Check every line of the data below for the string "waveform", and copy the ones that hold it.

DATA FOR THIS EXERCISE
= = =

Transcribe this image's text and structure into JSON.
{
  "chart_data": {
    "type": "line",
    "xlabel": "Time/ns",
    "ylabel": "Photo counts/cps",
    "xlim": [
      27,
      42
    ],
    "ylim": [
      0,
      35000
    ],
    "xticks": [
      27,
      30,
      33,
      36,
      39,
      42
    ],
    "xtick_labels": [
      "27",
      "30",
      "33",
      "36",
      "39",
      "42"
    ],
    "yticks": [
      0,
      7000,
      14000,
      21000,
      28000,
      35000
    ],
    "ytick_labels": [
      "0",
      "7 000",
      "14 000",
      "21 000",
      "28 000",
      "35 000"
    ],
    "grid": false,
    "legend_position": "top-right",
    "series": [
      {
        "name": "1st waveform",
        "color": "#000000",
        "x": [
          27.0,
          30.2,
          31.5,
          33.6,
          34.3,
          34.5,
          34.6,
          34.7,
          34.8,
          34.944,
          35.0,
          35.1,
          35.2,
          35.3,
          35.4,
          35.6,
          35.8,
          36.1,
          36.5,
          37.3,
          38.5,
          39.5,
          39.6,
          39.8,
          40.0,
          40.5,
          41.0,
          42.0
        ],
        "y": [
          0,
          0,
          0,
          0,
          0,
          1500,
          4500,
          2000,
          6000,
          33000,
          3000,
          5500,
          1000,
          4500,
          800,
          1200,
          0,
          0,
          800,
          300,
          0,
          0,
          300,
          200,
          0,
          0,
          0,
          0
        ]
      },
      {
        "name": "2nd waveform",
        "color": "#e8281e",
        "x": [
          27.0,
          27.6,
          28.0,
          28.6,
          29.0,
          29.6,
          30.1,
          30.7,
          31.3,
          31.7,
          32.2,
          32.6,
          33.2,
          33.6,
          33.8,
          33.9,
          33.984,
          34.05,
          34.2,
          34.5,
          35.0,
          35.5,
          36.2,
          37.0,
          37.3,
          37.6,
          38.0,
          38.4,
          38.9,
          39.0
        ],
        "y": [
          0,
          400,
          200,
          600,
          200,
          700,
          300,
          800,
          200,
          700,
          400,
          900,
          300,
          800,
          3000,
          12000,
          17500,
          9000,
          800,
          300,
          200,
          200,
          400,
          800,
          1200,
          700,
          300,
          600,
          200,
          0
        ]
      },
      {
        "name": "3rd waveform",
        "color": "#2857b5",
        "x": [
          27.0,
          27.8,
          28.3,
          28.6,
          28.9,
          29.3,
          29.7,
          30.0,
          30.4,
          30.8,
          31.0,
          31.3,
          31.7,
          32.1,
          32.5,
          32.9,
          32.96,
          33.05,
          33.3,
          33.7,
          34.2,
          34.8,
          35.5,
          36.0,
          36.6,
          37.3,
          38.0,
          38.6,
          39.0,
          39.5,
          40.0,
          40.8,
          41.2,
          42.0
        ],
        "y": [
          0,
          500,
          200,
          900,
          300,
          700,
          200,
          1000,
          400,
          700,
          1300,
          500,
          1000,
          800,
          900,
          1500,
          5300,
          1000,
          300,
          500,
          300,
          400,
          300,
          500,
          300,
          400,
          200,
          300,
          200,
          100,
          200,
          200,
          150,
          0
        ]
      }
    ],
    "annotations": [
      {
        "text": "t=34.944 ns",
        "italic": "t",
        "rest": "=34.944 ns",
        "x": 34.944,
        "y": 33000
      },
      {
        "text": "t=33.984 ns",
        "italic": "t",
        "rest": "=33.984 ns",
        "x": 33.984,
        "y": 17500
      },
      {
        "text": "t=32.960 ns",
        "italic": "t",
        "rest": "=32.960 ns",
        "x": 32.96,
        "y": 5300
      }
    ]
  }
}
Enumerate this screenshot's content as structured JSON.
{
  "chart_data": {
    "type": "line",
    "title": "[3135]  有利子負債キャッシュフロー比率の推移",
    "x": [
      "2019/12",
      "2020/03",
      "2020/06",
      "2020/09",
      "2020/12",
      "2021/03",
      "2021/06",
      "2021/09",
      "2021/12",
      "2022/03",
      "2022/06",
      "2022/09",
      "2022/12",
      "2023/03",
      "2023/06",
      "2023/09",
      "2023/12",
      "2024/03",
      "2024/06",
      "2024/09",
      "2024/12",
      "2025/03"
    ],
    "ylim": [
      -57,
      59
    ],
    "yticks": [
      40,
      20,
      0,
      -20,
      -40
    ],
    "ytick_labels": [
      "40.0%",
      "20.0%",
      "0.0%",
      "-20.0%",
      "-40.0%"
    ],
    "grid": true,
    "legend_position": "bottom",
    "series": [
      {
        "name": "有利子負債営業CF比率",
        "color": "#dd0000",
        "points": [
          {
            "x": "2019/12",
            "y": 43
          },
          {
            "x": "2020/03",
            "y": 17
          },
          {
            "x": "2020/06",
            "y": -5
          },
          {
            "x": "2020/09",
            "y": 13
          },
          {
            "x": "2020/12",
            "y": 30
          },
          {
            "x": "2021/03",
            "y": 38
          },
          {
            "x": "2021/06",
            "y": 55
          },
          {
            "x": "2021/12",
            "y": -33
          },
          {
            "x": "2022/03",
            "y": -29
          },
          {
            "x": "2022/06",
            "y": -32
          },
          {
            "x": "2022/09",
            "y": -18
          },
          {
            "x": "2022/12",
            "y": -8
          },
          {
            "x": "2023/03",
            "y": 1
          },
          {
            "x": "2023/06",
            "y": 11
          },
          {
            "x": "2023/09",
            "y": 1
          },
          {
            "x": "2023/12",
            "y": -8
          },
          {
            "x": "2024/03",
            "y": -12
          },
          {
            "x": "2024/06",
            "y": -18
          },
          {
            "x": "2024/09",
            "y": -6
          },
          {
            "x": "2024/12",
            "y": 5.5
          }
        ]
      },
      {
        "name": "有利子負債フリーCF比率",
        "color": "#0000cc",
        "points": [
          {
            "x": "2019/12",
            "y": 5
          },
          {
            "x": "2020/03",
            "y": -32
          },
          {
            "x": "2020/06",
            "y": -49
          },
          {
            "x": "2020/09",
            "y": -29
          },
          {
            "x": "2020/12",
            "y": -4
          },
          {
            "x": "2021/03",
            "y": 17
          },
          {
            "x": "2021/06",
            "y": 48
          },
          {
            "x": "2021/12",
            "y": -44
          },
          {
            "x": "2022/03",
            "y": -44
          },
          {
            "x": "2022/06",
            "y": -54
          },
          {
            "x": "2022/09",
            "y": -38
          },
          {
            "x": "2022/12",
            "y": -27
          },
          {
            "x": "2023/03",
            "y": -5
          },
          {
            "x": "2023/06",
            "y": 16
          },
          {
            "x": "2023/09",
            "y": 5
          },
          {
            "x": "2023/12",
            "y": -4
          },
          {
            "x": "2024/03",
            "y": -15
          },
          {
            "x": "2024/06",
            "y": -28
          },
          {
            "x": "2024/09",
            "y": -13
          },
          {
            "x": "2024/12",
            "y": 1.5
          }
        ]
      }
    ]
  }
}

= = =

EXERCISE OUTPUT
        "name": "1st waveform",
        "name": "2nd waveform",
        "name": "3rd waveform",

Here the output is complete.